Records from a dataset:
⁂
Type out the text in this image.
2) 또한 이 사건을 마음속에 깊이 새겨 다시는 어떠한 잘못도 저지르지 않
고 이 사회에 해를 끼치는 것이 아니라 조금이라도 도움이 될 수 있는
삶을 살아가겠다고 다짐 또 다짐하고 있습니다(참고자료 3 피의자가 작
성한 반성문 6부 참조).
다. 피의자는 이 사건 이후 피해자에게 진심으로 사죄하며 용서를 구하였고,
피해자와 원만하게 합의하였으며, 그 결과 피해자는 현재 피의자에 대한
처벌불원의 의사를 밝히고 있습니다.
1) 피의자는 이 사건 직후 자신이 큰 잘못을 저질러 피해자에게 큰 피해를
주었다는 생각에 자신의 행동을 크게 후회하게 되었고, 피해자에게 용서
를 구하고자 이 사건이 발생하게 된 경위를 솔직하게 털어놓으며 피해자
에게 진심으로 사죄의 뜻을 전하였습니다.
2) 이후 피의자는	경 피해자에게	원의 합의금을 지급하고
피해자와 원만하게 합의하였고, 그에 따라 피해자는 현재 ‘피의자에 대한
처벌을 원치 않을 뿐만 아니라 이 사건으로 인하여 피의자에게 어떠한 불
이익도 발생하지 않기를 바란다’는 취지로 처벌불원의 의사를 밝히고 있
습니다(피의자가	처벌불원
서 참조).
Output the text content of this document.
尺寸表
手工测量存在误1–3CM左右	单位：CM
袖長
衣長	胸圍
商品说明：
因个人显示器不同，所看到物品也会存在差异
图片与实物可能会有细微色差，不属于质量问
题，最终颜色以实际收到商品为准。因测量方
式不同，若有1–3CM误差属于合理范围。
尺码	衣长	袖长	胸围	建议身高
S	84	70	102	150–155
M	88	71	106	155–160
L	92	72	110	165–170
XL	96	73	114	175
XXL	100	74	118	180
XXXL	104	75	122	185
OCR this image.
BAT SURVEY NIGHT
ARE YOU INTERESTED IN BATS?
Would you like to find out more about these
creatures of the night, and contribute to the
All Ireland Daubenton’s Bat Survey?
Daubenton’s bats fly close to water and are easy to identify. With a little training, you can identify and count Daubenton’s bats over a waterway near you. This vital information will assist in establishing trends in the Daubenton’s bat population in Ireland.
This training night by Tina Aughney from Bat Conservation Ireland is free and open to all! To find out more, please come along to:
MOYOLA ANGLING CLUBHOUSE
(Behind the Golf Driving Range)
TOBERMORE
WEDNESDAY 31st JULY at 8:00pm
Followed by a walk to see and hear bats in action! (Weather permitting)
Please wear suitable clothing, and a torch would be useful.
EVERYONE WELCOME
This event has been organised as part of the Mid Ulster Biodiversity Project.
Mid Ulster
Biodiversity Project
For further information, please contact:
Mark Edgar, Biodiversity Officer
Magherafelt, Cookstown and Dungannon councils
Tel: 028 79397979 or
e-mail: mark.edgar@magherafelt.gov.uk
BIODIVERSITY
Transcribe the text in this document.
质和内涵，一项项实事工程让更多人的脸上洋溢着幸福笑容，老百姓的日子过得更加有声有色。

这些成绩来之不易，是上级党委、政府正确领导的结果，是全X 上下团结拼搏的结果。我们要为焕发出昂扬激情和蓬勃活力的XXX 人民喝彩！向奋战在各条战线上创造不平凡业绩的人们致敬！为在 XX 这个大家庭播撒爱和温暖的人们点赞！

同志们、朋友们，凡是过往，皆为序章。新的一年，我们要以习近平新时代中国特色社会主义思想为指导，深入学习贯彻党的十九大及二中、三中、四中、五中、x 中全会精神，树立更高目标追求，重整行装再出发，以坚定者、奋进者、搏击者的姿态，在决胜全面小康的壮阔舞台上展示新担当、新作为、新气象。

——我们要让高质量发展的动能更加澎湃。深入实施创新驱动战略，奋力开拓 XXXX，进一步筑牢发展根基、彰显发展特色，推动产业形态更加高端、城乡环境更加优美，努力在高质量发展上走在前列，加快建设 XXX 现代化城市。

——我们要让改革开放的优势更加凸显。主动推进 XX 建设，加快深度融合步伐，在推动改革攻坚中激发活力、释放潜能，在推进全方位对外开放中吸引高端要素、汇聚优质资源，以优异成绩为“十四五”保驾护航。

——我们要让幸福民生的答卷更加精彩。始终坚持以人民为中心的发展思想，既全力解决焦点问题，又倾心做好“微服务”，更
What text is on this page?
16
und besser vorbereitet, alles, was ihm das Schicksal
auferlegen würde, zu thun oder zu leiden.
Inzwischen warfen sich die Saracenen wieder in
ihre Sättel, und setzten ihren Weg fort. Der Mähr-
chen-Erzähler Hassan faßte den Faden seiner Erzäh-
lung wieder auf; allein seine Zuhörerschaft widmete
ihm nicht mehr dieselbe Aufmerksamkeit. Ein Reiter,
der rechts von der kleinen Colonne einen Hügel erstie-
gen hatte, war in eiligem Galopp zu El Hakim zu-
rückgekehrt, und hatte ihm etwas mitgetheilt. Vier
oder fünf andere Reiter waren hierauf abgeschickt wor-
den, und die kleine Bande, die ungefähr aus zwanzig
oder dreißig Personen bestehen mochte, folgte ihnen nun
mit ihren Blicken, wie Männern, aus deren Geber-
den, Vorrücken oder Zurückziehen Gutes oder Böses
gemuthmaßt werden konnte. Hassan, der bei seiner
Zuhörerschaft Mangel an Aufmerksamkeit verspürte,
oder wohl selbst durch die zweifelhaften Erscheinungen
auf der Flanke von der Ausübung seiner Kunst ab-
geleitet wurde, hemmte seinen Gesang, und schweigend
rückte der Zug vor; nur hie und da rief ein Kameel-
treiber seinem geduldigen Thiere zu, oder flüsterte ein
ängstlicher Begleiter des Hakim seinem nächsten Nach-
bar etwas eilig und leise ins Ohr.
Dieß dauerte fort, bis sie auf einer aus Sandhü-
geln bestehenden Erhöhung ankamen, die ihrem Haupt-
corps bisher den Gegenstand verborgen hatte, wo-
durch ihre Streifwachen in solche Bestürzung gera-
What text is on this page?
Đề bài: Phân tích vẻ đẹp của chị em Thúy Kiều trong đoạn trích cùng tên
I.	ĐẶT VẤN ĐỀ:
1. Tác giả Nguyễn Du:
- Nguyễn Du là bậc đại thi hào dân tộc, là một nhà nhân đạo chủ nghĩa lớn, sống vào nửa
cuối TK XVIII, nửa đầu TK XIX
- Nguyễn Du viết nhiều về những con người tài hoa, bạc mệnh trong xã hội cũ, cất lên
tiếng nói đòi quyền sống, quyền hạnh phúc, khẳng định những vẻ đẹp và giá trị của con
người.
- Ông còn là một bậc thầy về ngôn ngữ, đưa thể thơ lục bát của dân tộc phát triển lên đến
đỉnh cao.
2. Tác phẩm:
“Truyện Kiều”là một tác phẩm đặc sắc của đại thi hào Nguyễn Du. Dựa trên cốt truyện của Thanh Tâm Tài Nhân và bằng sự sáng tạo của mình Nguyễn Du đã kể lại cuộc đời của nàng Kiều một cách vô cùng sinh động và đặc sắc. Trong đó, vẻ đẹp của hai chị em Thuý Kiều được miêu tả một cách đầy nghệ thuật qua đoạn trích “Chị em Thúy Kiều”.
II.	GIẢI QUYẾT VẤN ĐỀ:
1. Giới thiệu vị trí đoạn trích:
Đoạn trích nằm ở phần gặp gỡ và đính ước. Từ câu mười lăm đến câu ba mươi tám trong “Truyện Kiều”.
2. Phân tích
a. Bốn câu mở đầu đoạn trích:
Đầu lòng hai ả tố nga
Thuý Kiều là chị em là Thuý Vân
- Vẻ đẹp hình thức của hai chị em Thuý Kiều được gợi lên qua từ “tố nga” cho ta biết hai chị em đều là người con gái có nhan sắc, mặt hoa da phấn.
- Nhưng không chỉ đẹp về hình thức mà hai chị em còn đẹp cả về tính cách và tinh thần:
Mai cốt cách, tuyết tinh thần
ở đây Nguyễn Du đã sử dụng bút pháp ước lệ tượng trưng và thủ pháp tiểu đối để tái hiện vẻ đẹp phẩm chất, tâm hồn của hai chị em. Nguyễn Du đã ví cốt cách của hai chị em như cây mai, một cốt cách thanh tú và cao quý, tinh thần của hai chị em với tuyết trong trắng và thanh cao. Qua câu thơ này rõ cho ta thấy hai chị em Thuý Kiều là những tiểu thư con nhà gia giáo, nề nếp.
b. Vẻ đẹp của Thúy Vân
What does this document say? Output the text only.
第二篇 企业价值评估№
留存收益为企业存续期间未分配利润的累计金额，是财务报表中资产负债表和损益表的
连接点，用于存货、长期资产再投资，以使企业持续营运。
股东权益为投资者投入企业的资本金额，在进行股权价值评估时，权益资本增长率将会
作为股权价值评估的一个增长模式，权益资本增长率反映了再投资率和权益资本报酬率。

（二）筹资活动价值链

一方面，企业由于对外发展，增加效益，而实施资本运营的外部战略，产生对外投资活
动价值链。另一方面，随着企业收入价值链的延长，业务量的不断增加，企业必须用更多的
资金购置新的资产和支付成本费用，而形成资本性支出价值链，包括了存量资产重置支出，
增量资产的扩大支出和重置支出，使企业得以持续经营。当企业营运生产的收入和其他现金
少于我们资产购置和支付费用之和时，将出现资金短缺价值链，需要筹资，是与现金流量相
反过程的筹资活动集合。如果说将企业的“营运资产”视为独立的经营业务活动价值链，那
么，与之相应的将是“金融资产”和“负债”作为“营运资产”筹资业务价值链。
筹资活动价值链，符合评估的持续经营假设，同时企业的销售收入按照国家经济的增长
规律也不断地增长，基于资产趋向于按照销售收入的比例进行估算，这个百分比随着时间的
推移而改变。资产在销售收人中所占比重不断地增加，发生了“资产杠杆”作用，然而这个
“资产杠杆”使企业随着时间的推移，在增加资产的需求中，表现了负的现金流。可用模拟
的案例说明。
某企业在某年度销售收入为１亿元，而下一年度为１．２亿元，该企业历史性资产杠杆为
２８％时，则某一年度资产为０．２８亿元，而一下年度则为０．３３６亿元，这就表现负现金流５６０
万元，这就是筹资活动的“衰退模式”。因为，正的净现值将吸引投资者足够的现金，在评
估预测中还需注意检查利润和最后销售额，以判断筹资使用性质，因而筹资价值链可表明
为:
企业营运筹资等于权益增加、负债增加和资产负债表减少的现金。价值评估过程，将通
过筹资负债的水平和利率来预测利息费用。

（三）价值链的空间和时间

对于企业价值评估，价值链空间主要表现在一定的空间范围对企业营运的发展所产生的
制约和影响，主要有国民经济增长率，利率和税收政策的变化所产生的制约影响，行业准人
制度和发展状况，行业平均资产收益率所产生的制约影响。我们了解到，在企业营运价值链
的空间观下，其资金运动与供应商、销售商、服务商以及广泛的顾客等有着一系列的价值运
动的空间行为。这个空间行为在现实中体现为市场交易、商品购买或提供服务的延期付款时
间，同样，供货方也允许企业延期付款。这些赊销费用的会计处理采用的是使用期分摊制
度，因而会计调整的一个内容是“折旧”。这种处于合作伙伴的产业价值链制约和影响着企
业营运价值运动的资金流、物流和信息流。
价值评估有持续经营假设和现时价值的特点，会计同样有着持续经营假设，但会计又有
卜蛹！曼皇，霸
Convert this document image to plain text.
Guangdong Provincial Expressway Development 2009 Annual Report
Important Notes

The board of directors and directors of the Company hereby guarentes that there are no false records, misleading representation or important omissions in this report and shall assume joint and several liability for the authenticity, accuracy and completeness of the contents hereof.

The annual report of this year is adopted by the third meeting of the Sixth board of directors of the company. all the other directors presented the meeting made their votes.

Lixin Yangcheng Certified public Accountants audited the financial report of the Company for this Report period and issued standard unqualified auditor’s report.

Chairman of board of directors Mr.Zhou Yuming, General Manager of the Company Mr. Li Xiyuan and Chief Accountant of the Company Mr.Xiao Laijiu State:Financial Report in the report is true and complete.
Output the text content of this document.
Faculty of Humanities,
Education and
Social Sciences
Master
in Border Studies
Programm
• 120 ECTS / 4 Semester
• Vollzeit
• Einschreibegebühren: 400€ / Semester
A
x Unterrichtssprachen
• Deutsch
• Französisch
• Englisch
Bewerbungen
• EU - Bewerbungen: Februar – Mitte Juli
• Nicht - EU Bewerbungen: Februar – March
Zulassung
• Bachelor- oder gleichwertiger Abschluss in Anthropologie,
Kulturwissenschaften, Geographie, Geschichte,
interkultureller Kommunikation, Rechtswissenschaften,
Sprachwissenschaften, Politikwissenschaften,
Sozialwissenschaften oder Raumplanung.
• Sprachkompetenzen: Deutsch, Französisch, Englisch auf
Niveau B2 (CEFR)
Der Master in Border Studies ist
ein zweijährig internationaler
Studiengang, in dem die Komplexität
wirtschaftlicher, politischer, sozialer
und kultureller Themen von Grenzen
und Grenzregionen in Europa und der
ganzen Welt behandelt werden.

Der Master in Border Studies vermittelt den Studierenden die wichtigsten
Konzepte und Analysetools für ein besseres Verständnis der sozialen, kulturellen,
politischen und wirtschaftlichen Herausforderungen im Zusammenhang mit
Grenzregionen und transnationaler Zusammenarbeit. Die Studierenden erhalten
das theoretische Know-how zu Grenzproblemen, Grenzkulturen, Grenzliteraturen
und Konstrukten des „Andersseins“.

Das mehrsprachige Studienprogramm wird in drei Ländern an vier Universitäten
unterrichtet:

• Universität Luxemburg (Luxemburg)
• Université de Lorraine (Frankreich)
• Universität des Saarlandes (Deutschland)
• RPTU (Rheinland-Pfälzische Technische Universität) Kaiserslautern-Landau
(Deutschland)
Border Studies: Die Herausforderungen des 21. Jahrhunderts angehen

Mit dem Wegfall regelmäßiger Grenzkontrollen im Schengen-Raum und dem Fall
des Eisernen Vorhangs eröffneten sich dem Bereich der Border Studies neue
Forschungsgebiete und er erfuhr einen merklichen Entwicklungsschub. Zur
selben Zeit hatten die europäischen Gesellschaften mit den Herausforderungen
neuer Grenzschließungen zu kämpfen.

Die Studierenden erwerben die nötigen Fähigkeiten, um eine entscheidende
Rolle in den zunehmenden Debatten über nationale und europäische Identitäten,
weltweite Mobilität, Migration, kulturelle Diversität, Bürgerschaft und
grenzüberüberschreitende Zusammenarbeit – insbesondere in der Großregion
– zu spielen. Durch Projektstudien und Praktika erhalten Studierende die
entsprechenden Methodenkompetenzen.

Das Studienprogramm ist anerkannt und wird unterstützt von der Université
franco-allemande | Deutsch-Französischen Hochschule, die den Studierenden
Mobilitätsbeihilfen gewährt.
⁂
Your task: Scan the listing above for the word "etwas" and copy every line that holds it.

Solution:
rückgekehrt, und hatte ihm etwas mitgetheilt. Vier
bar etwas eilig und leise ins Ohr.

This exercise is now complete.